[Dataset excerpts]:
——

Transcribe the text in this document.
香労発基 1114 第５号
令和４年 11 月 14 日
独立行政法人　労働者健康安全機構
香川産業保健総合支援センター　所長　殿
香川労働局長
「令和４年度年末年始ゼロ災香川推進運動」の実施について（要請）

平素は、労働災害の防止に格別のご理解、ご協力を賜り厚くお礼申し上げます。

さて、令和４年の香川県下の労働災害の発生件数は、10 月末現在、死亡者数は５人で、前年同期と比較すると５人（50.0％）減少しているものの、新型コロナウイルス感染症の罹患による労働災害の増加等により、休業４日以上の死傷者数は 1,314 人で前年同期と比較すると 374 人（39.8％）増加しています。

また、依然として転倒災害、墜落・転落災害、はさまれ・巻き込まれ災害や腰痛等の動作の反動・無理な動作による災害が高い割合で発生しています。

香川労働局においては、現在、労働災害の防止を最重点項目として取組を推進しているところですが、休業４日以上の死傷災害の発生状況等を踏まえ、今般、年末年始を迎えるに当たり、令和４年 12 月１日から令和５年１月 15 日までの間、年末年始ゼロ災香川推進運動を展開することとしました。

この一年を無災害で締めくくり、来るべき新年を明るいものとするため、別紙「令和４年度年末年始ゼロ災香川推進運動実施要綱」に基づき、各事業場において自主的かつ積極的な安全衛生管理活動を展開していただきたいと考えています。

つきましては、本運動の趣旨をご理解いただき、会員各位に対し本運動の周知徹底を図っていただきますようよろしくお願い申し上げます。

——

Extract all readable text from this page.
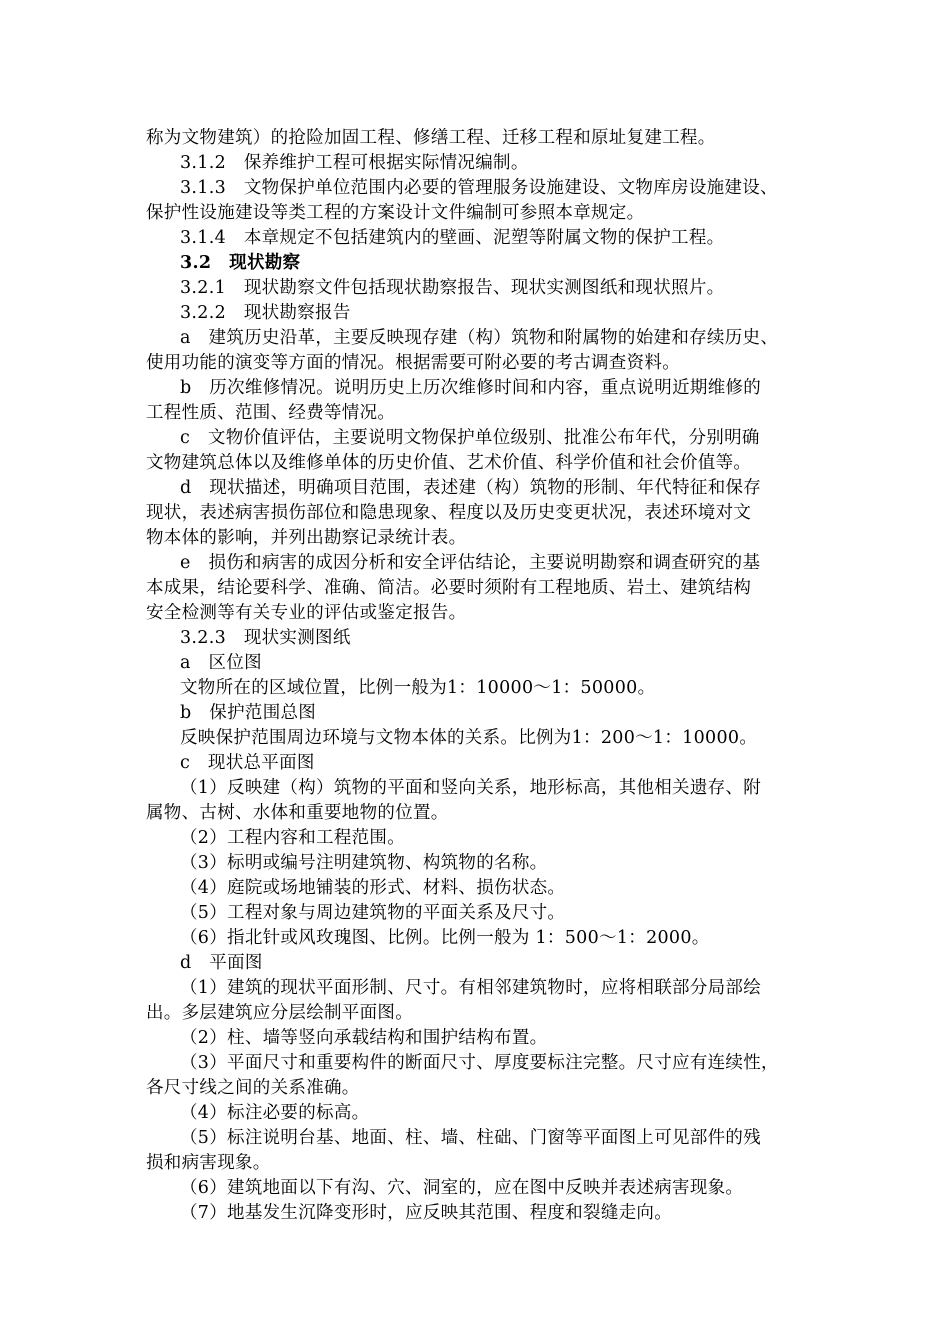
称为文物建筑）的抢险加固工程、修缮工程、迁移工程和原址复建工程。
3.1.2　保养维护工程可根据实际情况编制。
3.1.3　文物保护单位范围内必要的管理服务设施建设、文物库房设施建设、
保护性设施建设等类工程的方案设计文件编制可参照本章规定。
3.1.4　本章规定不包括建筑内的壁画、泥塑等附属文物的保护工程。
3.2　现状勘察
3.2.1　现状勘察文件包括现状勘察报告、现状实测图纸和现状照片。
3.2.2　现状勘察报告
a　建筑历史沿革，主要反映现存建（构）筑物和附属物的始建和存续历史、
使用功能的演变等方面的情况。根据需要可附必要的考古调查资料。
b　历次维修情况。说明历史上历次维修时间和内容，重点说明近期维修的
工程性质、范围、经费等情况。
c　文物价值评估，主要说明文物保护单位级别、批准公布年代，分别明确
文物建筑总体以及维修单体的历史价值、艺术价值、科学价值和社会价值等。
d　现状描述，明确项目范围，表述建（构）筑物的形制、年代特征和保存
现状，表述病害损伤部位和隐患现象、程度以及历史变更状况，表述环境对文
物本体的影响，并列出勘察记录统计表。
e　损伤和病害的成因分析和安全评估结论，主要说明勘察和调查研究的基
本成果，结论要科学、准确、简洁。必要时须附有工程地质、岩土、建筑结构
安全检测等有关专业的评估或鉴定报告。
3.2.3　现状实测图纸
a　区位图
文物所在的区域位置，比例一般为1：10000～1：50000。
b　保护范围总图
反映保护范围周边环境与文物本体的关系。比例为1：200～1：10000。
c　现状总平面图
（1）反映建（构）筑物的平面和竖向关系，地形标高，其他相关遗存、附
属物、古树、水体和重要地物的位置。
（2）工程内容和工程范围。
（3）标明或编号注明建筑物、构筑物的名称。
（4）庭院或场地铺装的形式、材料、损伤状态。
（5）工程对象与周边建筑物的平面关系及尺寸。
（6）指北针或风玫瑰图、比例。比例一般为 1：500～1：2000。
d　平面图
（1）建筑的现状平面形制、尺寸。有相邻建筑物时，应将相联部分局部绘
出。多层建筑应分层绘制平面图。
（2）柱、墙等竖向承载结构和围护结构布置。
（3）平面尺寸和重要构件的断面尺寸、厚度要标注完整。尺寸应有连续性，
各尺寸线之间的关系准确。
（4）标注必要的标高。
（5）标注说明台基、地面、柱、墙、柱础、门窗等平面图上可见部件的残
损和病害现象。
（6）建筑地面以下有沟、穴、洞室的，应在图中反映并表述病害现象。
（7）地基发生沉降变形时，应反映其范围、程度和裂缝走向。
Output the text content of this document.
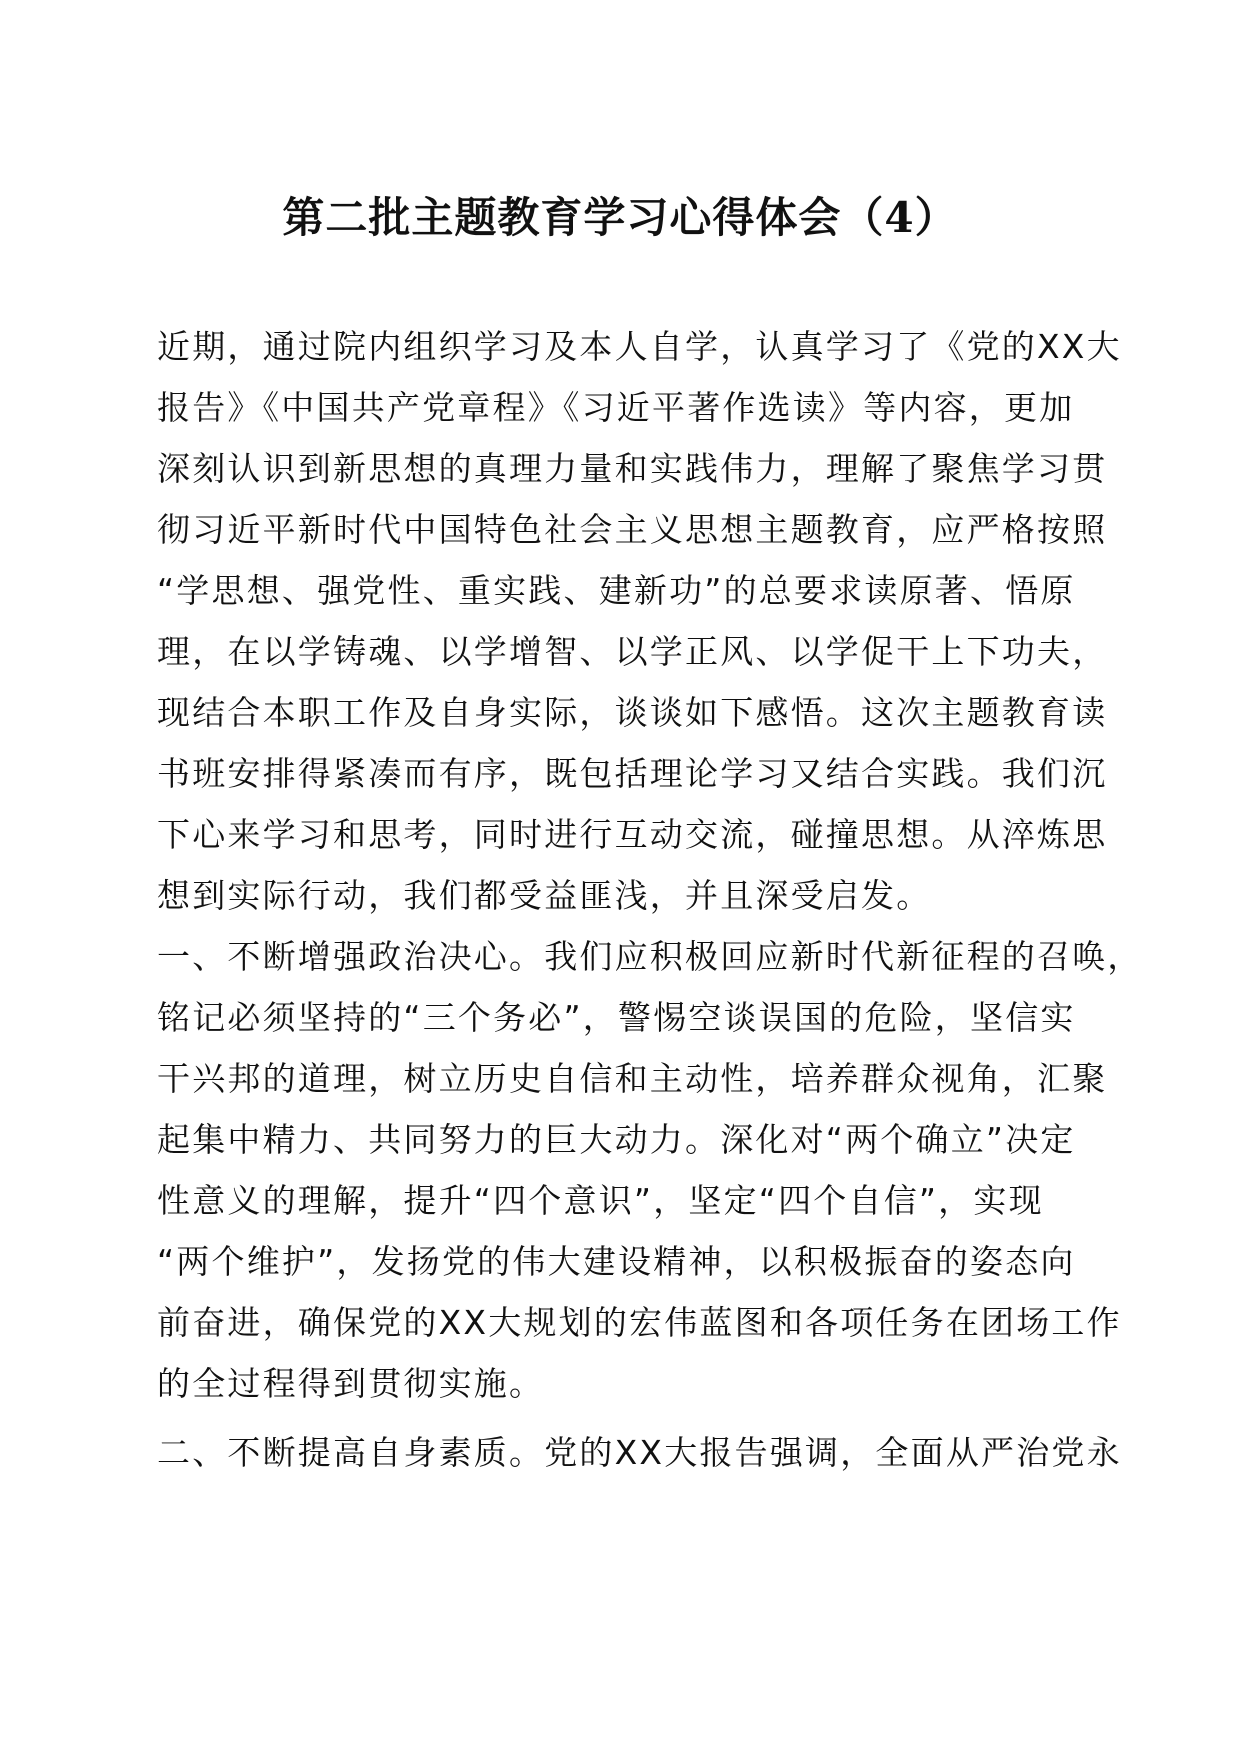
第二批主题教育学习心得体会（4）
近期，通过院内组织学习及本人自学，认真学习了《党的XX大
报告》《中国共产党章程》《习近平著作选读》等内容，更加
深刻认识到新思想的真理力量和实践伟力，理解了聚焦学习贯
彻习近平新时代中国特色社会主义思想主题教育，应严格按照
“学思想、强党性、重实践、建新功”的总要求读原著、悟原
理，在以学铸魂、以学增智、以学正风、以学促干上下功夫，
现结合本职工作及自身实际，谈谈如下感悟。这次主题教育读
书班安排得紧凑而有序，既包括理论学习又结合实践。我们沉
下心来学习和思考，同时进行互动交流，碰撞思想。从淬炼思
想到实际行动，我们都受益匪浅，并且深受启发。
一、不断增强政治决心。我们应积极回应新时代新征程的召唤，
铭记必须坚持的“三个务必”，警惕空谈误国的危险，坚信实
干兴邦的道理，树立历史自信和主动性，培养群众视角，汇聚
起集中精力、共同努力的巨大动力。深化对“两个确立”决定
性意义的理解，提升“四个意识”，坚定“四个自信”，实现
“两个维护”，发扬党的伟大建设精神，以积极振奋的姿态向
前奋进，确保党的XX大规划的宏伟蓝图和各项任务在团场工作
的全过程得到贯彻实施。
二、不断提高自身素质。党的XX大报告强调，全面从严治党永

——

[Stated problem]: Show every line in the records above that contains the word "text".

[Response for this exercise]:
Transcribe the text in this document.
Extract all readable text from this page.
Output the text content of this document.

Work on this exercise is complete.